Given records:

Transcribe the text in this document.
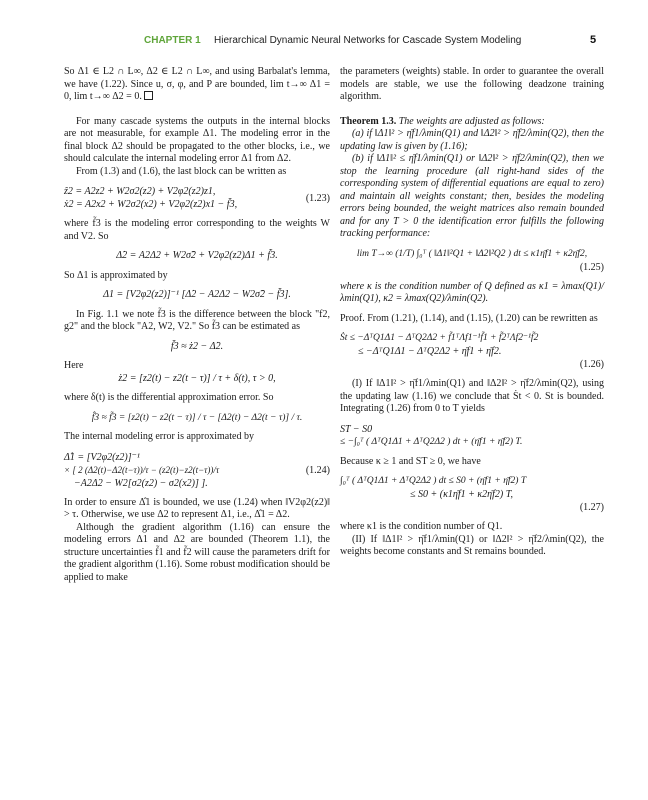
CHAPTER 1 Hierarchical Dynamic Neural Networks for Cascade System Modeling	5

So Δ1 ∈ L2 ∩ L∞, Δ2 ∈ L2 ∩ L∞, and using Barbalat's lemma, we have (1.22). Since u, σ, φ, and P are bounded, lim t→∞ Δ1 = 0, lim t→∞ Δ2 = 0.

For many cascade systems the outputs in the internal blocks are not measurable, for example Δ1. The modeling error in the final block Δ2 should be propagated to the other blocks, i.e., we should calculate the internal modeling error Δ1 from Δ2.

From (1.3) and (1.6), the last block can be written as

ẑ2 = A2z2 + W2σ2(z2) + V2φ2(z2)z1,
ẋ2 = A2x2 + W2σ2(x2) + V2φ2(z2)x1 − f̃3,
(1.23)

where f̃3 is the modeling error corresponding to the weights W and V2. So

Δ̇2 = A2Δ2 + W2σ̃2 + V2φ2(z2)Δ1 + f̃3.

So Δ1 is approximated by

Δ1 = [V2φ2(z2)]⁻¹ [Δ̇2 − A2Δ2 − W2σ̃2 − f̃3].

In Fig. 1.1 we note f̃3 is the difference between the block "f2, g2" and the block "A2, W2, V2." So f̃3 can be estimated as

f̃3 ≈ ż2 − Δ̇2.

Here

ż2 = [z2(t) − z2(t − τ)] / τ + δ(t), τ > 0,

where δ(t) is the differential approximation error. So

f̂3 ≈ f̃3 = [z2(t) − z2(t − τ)] / τ − [Δ2(t) − Δ2(t − τ)] / τ.

The internal modeling error is approximated by

Δ̂1 = [V2φ2(z2)]⁻¹
× [ 2 (Δ2(t)−Δ2(t−τ))/τ − (z2(t)−z2(t−τ))/τ
−A2Δ2 − W2[σ2(z2) − σ2(x2)] ].
(1.24)

In order to ensure Δ̂1 is bounded, we use (1.24) when ‖V2φ2(z2)‖ > τ. Otherwise, we use Δ2 to represent Δ1, i.e., Δ̂1 = Δ2.

Although the gradient algorithm (1.16) can ensure the modeling errors Δ1 and Δ2 are bounded (Theorem 1.1), the structure uncertainties f̃1 and f̃2 will cause the parameters drift for the gradient algorithm (1.16). Some robust modification should be applied to make

the parameters (weights) stable. In order to guarantee the overall models are stable, we use the following deadzone training algorithm.

Theorem 1.3. The weights are adjusted as follows:

(a) if ‖Δ1‖² > η̄f1/λmin(Q1) and ‖Δ2‖² > η̄f2/λmin(Q2), then the updating law is given by (1.16);

(b) if ‖Δ1‖² ≤ η̄f1/λmin(Q1) or ‖Δ2‖² > η̄f2/λmin(Q2), then we stop the learning procedure (all right-hand sides of the corresponding system of differential equations are equal to zero) and maintain all weights constant; then, besides the modeling errors being bounded, the weight matrices also remain bounded and for any T > 0 the identification error fulfills the following tracking performance:

lim T→∞ (1/T) ∫₀ᵀ ( ‖Δ1‖²Q1 + ‖Δ2‖²Q2 ) dt ≤ κ1η̄f1 + κ2η̄f2,
(1.25)

where κ is the condition number of Q defined as κ1 = λmax(Q1)/λmin(Q1), κ2 = λmax(Q2)/λmin(Q2).

Proof. From (1.21), (1.14), and (1.15), (1.20) can be rewritten as

Ṡt ≤ −ΔᵀQ1Δ1 − ΔᵀQ2Δ2 + f̃1ᵀΛf1⁻¹f̃1 + f̃2ᵀΛf2⁻¹f̃2
≤ −ΔᵀQ1Δ1 − ΔᵀQ2Δ2 + η̄f1 + η̄f2.
(1.26)

(I) If ‖Δ1‖² > η̄f1/λmin(Q1) and ‖Δ2‖² > η̄f2/λmin(Q2), using the updating law (1.16) we conclude that Ṡt < 0. St is bounded. Integrating (1.26) from 0 to T yields

ST − S0
≤ −∫₀ᵀ ( ΔᵀQ1Δ1 + ΔᵀQ2Δ2 ) dt + (η̄f1 + η̄f2) T.

Because κ ≥ 1 and ST ≥ 0, we have

∫₀ᵀ ( ΔᵀQ1Δ1 + ΔᵀQ2Δ2 ) dt ≤ S0 + (η̄f1 + η̄f2) T
≤ S0 + (κ1η̄f1 + κ2η̄f2) T,
(1.27)

where κ1 is the condition number of Q1.

(II) If ‖Δ1‖² > η̄f1/λmin(Q1) or ‖Δ2‖² > η̄f2/λmin(Q2), the weights become constants and St remains bounded.
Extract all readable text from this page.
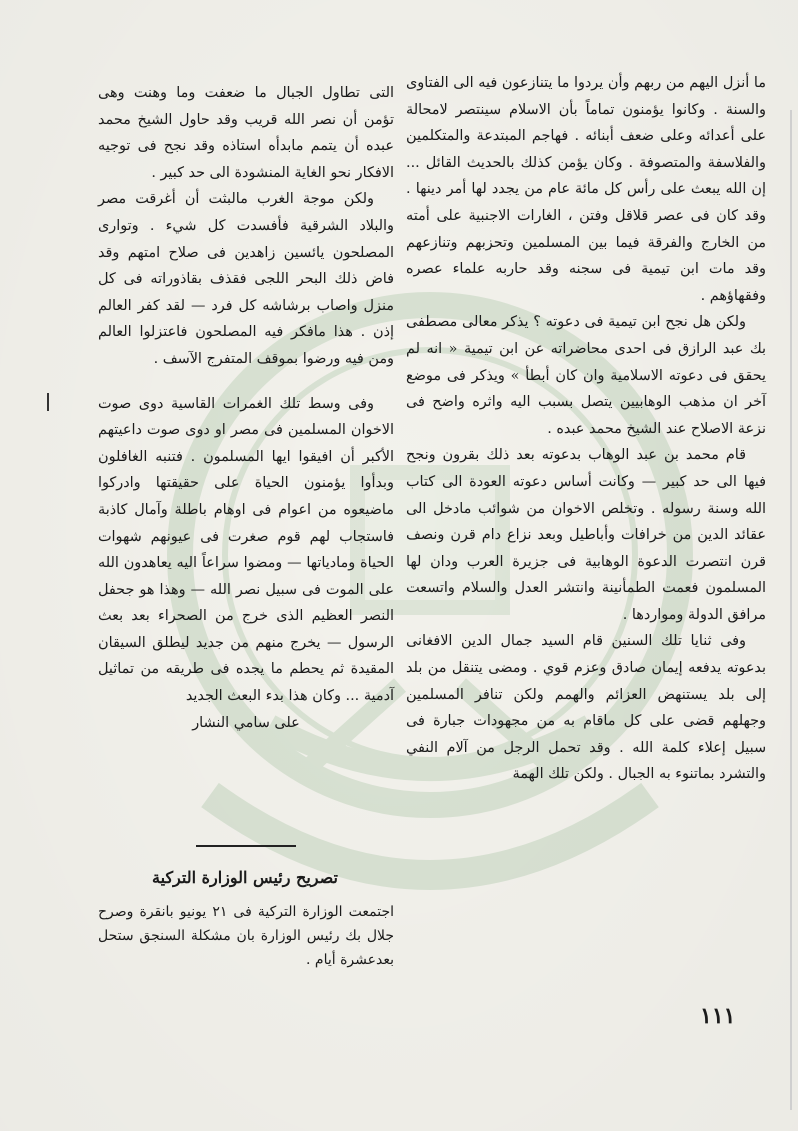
ما أنزل اليهم من ربهم وأن يردوا ما يتنازعون فيه الى الفتاوى والسنة . وكانوا يؤمنون تماماً بأن الاسلام سينتصر لامحالة على أعدائه وعلى ضعف أبنائه . فهاجم المبتدعة والمتكلمين والفلاسفة والمتصوفة . وكان يؤمن كذلك بالحديث القائل ... إن الله يبعث على رأس كل مائة عام من يجدد لها أمر دينها . وقد كان فى عصر قلاقل وفتن ، الغارات الاجنبية على أمته من الخارج والفرقة فيما بين المسلمين وتحزبهم وتنازعهم وقد مات ابن تيمية فى سجنه وقد حاربه علماء عصره وفقهاؤهم .

ولكن هل نجح ابن تيمية فى دعوته ؟ يذكر معالى مصطفى بك عبد الرازق فى احدى محاضراته عن ابن تيمية « انه لم يحقق فى دعوته الاسلامية وان كان أبطأ » ويذكر فى موضع آخر ان مذهب الوهابيين يتصل بسبب اليه واثره واضح فى نزعة الاصلاح عند الشيخ محمد عبده .

قام محمد بن عبد الوهاب بدعوته بعد ذلك بقرون ونجح فيها الى حد كبير — وكانت أساس دعوته العودة الى كتاب الله وسنة رسوله . وتخلص الاخوان من شوائب مادخل الى عقائد الدين من خرافات وأباطيل وبعد نزاع دام قرن ونصف قرن انتصرت الدعوة الوهابية فى جزيرة العرب ودان لها المسلمون فعمت الطمأنينة وانتشر العدل والسلام واتسعت مرافق الدولة ومواردها .

وفى ثنايا تلك السنين قام السيد جمال الدين الافغانى بدعوته يدفعه إيمان صادق وعزم قوي . ومضى يتنقل من بلد إلى بلد يستنهض العزائم والهمم ولكن تنافر المسلمين وجهلهم قضى على كل ماقام به من مجهودات جبارة فى سبيل إعلاء كلمة الله . وقد تحمل الرجل من آلام النفي والتشرد بماتنوء به الجبال . ولكن تلك الهمة

التى تطاول الجبال ما ضعفت وما وهنت وهى تؤمن أن نصر الله قريب وقد حاول الشيخ محمد عبده أن يتمم مابدأه استاذه وقد نجح فى توجيه الافكار نحو الغاية المنشودة الى حد كبير .

ولكن موجة الغرب مالبثت أن أغرقت مصر والبلاد الشرقية فأفسدت كل شيء . وتوارى المصلحون يائسين زاهدين فى صلاح امتهم وقد فاض ذلك البحر اللجى فقذف بقاذوراته فى كل منزل واصاب برشاشه كل فرد — لقد كفر العالم إذن . هذا مافكر فيه المصلحون فاعتزلوا العالم ومن فيه ورضوا بموقف المتفرج الآسف .

وفى وسط تلك الغمرات القاسية دوى صوت الاخوان المسلمين فى مصر او دوى صوت داعيتهم الأكبر أن افيقوا ايها المسلمون . فتنبه الغافلون وبدأوا يؤمنون الحياة على حقيقتها وادركوا ماضيعوه من اعوام فى اوهام باطلة وآمال كاذبة فاستجاب لهم قوم صغرت فى عيونهم شهوات الحياة ومادياتها — ومضوا سراعاً اليه يعاهدون الله على الموت فى سبيل نصر الله — وهذا هو جحفل النصر العظيم الذى خرج من الصحراء بعد بعث الرسول — يخرج منهم من جديد ليطلق السيقان المقيدة ثم يحطم ما يجده فى طريقه من تماثيل آدمية ... وكان هذا بدء البعث الجديد

على سامي النشار

تصريح رئيس الوزارة التركية
اجتمعت الوزارة التركية فى ٢١ يونيو بانقرة وصرح جلال بك رئيس الوزارة بان مشكلة السنجق ستحل بعدعشرة أيام .
١١١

Set exercise: Using the material above, count the lines containing the word "block". Reply with the number alone.

Solved exercise: 3